Stated exercise: Go through the lines below and copy each one that holds the string "MOTEUR".

Supplied information:
▼

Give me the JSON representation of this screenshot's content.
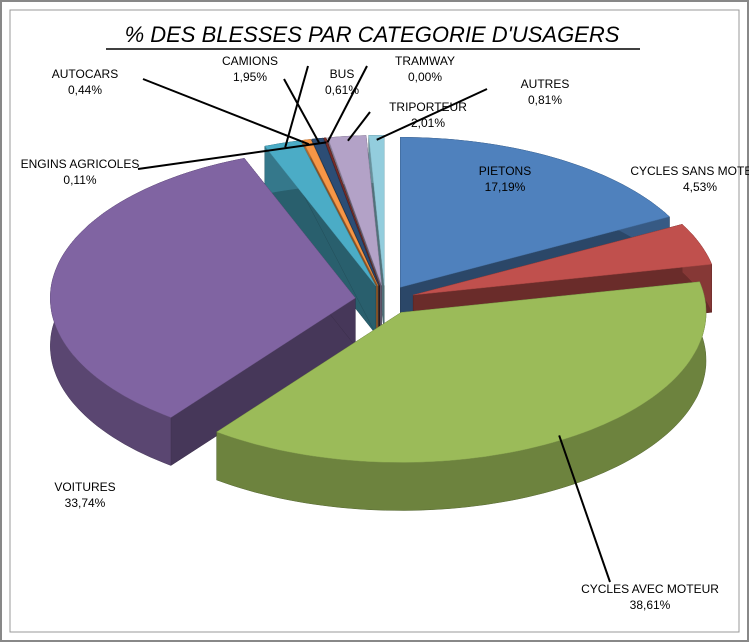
{
  "chart_data": {
    "type": "pie3d",
    "title": "% DES BLESSES PAR CATEGORIE D'USAGERS",
    "categories": [
      "PIETONS",
      "CYCLES SANS MOTEUR",
      "CYCLES AVEC MOTEUR",
      "VOITURES",
      "CAMIONS",
      "AUTOCARS",
      "BUS",
      "ENGINS AGRICOLES",
      "TRAMWAY",
      "TRIPORTEUR",
      "AUTRES"
    ],
    "values": [
      17.19,
      4.53,
      38.61,
      33.74,
      1.95,
      0.44,
      0.61,
      0.11,
      0.0,
      2.01,
      0.81
    ],
    "value_labels": [
      "17,19%",
      "4,53%",
      "38,61%",
      "33,74%",
      "1,95%",
      "0,44%",
      "0,61%",
      "0,11%",
      "0,00%",
      "2,01%",
      "0,81%"
    ],
    "colors": [
      "#4f81bd",
      "#c0504d",
      "#9bbb59",
      "#8064a2",
      "#4bacc6",
      "#f79646",
      "#2c4d75",
      "#772c2a",
      "#5f7530",
      "#b3a2c7",
      "#93cddd"
    ]
  }
}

▲

Written answer:
      "CYCLES SANS MOTEUR",
      "CYCLES AVEC MOTEUR",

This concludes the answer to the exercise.